## Written instruction
Count the lines in the items below that contain the string "SELL", treating uppercase and lowercase as different. Reply with the number only.

Element boundary records:

-=-=-=-=-

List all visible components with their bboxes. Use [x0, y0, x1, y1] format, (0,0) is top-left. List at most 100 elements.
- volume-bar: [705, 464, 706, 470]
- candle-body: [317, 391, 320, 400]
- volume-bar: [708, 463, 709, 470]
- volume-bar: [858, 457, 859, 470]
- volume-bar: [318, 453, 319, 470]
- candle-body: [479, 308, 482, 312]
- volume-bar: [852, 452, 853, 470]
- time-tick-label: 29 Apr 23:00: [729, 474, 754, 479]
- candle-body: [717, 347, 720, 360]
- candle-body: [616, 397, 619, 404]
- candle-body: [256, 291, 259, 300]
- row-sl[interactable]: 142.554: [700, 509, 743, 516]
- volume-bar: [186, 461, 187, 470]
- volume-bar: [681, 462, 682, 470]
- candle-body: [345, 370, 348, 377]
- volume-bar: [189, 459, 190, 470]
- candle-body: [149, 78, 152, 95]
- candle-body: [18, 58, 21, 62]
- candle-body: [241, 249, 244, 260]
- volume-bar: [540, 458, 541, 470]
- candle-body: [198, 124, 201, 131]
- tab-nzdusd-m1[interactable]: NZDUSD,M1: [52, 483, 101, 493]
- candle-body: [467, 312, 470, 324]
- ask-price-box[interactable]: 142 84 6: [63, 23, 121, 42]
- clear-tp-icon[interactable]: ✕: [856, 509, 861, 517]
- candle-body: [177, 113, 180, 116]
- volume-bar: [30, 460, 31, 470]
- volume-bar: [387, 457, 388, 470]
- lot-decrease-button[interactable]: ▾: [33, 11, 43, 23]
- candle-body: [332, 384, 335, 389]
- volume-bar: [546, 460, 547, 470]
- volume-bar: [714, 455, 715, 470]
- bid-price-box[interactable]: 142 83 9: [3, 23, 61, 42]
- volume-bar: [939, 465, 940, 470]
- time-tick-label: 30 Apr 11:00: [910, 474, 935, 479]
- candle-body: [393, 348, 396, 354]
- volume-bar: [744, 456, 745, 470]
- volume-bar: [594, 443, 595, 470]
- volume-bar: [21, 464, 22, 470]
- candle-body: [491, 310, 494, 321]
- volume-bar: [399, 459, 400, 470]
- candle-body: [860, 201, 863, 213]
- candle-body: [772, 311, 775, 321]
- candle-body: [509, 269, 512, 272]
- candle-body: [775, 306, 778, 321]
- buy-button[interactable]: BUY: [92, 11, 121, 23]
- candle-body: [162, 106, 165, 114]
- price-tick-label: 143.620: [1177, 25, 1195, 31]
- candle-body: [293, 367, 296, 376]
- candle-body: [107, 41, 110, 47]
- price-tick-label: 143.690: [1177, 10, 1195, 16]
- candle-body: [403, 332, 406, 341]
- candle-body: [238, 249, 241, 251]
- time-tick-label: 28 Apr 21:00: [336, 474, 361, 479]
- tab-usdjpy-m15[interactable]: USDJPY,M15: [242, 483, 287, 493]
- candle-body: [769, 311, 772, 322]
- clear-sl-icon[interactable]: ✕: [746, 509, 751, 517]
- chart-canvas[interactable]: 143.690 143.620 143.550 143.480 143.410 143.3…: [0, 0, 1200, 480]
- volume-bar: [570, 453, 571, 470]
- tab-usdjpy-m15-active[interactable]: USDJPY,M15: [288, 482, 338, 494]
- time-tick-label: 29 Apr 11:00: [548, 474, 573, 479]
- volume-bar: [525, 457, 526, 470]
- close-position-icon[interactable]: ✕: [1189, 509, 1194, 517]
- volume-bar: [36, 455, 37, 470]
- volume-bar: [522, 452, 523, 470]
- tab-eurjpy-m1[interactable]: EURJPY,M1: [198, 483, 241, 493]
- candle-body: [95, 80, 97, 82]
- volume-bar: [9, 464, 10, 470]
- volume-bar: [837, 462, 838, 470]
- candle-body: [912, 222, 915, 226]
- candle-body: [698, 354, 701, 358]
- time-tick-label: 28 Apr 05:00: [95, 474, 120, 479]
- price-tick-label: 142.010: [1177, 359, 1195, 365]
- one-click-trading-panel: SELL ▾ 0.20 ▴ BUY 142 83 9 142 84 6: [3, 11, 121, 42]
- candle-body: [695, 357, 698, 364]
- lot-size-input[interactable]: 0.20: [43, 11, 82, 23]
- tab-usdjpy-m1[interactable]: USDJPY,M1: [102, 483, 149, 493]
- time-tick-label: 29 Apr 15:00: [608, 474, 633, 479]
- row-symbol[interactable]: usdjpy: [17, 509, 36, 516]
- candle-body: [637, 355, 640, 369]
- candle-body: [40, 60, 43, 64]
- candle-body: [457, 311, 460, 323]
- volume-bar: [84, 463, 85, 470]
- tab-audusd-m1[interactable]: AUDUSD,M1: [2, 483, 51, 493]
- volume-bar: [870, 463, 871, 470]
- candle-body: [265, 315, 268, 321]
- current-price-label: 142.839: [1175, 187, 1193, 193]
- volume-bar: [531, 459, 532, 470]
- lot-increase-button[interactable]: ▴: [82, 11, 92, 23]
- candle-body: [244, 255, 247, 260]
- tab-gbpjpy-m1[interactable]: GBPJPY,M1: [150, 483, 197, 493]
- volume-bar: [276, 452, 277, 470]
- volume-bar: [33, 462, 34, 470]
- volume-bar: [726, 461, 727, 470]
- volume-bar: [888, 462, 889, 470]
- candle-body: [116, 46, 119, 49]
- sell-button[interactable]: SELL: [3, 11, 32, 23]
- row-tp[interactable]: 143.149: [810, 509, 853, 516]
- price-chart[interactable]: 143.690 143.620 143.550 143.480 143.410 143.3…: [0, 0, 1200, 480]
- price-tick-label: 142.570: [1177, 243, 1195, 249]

-=-=-=-=-

## Solution below
2